-- Request --
Reproduce the records below in their entirety, character for character.

-- Exercise materials --
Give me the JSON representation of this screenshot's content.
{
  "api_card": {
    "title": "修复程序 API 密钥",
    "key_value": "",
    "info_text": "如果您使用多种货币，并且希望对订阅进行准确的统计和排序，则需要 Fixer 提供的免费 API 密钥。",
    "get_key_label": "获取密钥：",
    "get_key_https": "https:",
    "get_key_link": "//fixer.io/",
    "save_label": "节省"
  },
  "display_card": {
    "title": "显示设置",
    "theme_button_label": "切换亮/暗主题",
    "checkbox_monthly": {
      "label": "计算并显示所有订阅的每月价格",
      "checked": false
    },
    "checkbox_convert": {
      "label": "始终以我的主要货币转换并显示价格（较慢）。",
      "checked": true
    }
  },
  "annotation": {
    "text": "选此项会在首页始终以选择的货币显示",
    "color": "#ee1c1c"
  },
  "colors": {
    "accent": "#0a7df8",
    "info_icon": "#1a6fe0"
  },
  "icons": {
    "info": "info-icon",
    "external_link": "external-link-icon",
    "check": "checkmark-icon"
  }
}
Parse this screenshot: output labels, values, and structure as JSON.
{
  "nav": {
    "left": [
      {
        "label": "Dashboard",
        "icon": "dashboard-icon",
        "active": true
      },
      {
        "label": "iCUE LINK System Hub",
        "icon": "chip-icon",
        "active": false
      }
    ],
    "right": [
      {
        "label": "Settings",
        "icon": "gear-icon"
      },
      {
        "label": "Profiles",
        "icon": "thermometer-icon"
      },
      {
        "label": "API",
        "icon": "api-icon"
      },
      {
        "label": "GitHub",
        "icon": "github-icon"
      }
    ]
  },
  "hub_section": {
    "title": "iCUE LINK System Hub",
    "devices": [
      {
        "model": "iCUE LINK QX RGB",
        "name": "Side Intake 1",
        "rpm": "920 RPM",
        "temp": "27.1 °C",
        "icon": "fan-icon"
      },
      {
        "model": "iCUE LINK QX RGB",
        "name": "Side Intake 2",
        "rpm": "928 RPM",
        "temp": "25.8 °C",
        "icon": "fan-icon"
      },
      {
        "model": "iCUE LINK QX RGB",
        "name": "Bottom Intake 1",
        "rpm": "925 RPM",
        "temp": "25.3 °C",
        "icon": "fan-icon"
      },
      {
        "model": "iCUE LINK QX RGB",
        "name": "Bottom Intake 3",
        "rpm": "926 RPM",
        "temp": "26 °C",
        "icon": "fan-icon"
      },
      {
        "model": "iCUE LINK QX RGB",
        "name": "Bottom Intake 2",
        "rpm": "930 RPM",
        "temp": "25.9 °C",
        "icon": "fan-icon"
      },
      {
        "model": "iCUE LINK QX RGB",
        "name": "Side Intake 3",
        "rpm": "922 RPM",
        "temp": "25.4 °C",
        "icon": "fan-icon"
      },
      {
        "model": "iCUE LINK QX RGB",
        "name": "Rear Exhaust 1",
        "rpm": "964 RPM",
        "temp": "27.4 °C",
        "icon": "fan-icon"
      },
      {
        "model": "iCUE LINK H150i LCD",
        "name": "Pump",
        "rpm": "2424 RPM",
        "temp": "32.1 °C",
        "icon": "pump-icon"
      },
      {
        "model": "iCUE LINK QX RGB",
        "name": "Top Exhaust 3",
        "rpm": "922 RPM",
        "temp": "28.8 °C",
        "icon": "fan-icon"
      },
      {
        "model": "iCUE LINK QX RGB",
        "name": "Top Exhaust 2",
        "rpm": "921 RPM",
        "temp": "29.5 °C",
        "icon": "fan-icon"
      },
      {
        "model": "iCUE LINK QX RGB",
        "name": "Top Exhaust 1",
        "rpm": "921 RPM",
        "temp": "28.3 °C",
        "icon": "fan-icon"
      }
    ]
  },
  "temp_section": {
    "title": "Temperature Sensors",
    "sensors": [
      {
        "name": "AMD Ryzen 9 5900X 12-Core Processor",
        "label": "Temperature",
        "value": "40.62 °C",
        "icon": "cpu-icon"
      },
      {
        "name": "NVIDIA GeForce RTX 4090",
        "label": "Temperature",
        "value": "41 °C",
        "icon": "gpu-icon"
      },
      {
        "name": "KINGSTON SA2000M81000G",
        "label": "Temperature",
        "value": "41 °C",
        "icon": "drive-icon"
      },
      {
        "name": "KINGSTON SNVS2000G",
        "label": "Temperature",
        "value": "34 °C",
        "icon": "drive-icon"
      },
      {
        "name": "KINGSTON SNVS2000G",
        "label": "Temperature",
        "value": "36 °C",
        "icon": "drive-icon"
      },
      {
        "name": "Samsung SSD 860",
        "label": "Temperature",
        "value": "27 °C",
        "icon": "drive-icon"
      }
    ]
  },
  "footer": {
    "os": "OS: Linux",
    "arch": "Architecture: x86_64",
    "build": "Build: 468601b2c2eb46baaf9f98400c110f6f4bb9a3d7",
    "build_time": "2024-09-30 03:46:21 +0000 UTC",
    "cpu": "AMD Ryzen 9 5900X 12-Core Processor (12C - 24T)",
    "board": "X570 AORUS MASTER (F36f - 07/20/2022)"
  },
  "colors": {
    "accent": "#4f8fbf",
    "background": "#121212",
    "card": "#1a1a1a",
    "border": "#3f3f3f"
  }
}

-- Answer to the task --
Give me the JSON representation of this screenshot's content.
{
  "api_card": {
    "title": "修复程序 API 密钥",
    "key_value": "",
    "info_text": "如果您使用多种货币，并且希望对订阅进行准确的统计和排序，则需要 Fixer 提供的免费 API 密钥。",
    "get_key_label": "获取密钥：",
    "get_key_https": "https:",
    "get_key_link": "//fixer.io/",
    "save_label": "节省"
  },
  "display_card": {
    "title": "显示设置",
    "theme_button_label": "切换亮/暗主题",
    "checkbox_monthly": {
      "label": "计算并显示所有订阅的每月价格",
      "checked": false
    },
    "checkbox_convert": {
      "label": "始终以我的主要货币转换并显示价格（较慢）。",
      "checked": true
    }
  },
  "annotation": {
    "text": "选此项会在首页始终以选择的货币显示",
    "color": "#ee1c1c"
  },
  "colors": {
    "accent": "#0a7df8",
    "info_icon": "#1a6fe0"
  },
  "icons": {
    "info": "info-icon",
    "external_link": "external-link-icon",
    "check": "checkmark-icon"
  }
}
Parse this screenshot: output labels, values, and structure as JSON.
{
  "nav": {
    "left": [
      {
        "label": "Dashboard",
        "icon": "dashboard-icon",
        "active": true
      },
      {
        "label": "iCUE LINK System Hub",
        "icon": "chip-icon",
        "active": false
      }
    ],
    "right": [
      {
        "label": "Settings",
        "icon": "gear-icon"
      },
      {
        "label": "Profiles",
        "icon": "thermometer-icon"
      },
      {
        "label": "API",
        "icon": "api-icon"
      },
      {
        "label": "GitHub",
        "icon": "github-icon"
      }
    ]
  },
  "hub_section": {
    "title": "iCUE LINK System Hub",
    "devices": [
      {
        "model": "iCUE LINK QX RGB",
        "name": "Side Intake 1",
        "rpm": "920 RPM",
        "temp": "27.1 °C",
        "icon": "fan-icon"
      },
      {
        "model": "iCUE LINK QX RGB",
        "name": "Side Intake 2",
        "rpm": "928 RPM",
        "temp": "25.8 °C",
        "icon": "fan-icon"
      },
      {
        "model": "iCUE LINK QX RGB",
        "name": "Bottom Intake 1",
        "rpm": "925 RPM",
        "temp": "25.3 °C",
        "icon": "fan-icon"
      },
      {
        "model": "iCUE LINK QX RGB",
        "name": "Bottom Intake 3",
        "rpm": "926 RPM",
        "temp": "26 °C",
        "icon": "fan-icon"
      },
      {
        "model": "iCUE LINK QX RGB",
        "name": "Bottom Intake 2",
        "rpm": "930 RPM",
        "temp": "25.9 °C",
        "icon": "fan-icon"
      },
      {
        "model": "iCUE LINK QX RGB",
        "name": "Side Intake 3",
        "rpm": "922 RPM",
        "temp": "25.4 °C",
        "icon": "fan-icon"
      },
      {
        "model": "iCUE LINK QX RGB",
        "name": "Rear Exhaust 1",
        "rpm": "964 RPM",
        "temp": "27.4 °C",
        "icon": "fan-icon"
      },
      {
        "model": "iCUE LINK H150i LCD",
        "name": "Pump",
        "rpm": "2424 RPM",
        "temp": "32.1 °C",
        "icon": "pump-icon"
      },
      {
        "model": "iCUE LINK QX RGB",
        "name": "Top Exhaust 3",
        "rpm": "922 RPM",
        "temp": "28.8 °C",
        "icon": "fan-icon"
      },
      {
        "model": "iCUE LINK QX RGB",
        "name": "Top Exhaust 2",
        "rpm": "921 RPM",
        "temp": "29.5 °C",
        "icon": "fan-icon"
      },
      {
        "model": "iCUE LINK QX RGB",
        "name": "Top Exhaust 1",
        "rpm": "921 RPM",
        "temp": "28.3 °C",
        "icon": "fan-icon"
      }
    ]
  },
  "temp_section": {
    "title": "Temperature Sensors",
    "sensors": [
      {
        "name": "AMD Ryzen 9 5900X 12-Core Processor",
        "label": "Temperature",
        "value": "40.62 °C",
        "icon": "cpu-icon"
      },
      {
        "name": "NVIDIA GeForce RTX 4090",
        "label": "Temperature",
        "value": "41 °C",
        "icon": "gpu-icon"
      },
      {
        "name": "KINGSTON SA2000M81000G",
        "label": "Temperature",
        "value": "41 °C",
        "icon": "drive-icon"
      },
      {
        "name": "KINGSTON SNVS2000G",
        "label": "Temperature",
        "value": "34 °C",
        "icon": "drive-icon"
      },
      {
        "name": "KINGSTON SNVS2000G",
        "label": "Temperature",
        "value": "36 °C",
        "icon": "drive-icon"
      },
      {
        "name": "Samsung SSD 860",
        "label": "Temperature",
        "value": "27 °C",
        "icon": "drive-icon"
      }
    ]
  },
  "footer": {
    "os": "OS: Linux",
    "arch": "Architecture: x86_64",
    "build": "Build: 468601b2c2eb46baaf9f98400c110f6f4bb9a3d7",
    "build_time": "2024-09-30 03:46:21 +0000 UTC",
    "cpu": "AMD Ryzen 9 5900X 12-Core Processor (12C - 24T)",
    "board": "X570 AORUS MASTER (F36f - 07/20/2022)"
  },
  "colors": {
    "accent": "#4f8fbf",
    "background": "#121212",
    "card": "#1a1a1a",
    "border": "#3f3f3f"
  }
}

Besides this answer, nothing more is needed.